*** Data for the task
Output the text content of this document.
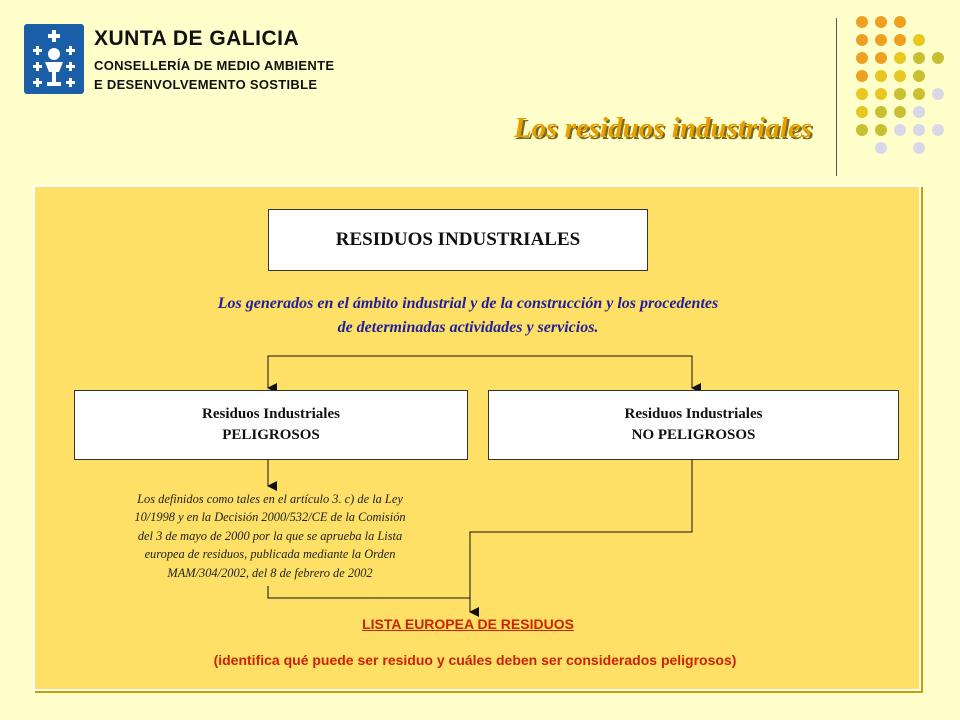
XUNTA DE GALICIA
CONSELLERÍA DE MEDIO AMBIENTE
E DESENVOLVEMENTO SOSTIBLE
Los residuos industriales
RESIDUOS INDUSTRIALES
Los generados en el ámbito industrial y de la construcción y los procedentes
de determinadas actividades y servicios.
Residuos Industriales
PELIGROSOS
Residuos Industriales
NO PELIGROSOS
Los definidos como tales en el artículo 3. c) de la Ley
10/1998 y en la Decisión 2000/532/CE de la Comisión
del 3 de mayo de 2000 por la que se aprueba la Lista
europea de residuos, publicada mediante la Orden
MAM/304/2002, del 8 de febrero de 2002
LISTA EUROPEA DE RESIDUOS
(identifica qué puede ser residuo y cuáles deben ser considerados peligrosos)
******
Task objective: Restate the full listing verbatim and drop every picture.

Written solution:
Output the text content of this document.
XUNTA DE GALICIA
CONSELLERÍA DE MEDIO AMBIENTE
E DESENVOLVEMENTO SOSTIBLE
Los residuos industriales
RESIDUOS INDUSTRIALES
Los generados en el ámbito industrial y de la construcción y los procedentes
de determinadas actividades y servicios.
Residuos Industriales
PELIGROSOS
Residuos Industriales
NO PELIGROSOS
Los definidos como tales en el artículo 3. c) de la Ley
10/1998 y en la Decisión 2000/532/CE de la Comisión
del 3 de mayo de 2000 por la que se aprueba la Lista
europea de residuos, publicada mediante la Orden
MAM/304/2002, del 8 de febrero de 2002
LISTA EUROPEA DE RESIDUOS
(identifica qué puede ser residuo y cuáles deben ser considerados peligrosos)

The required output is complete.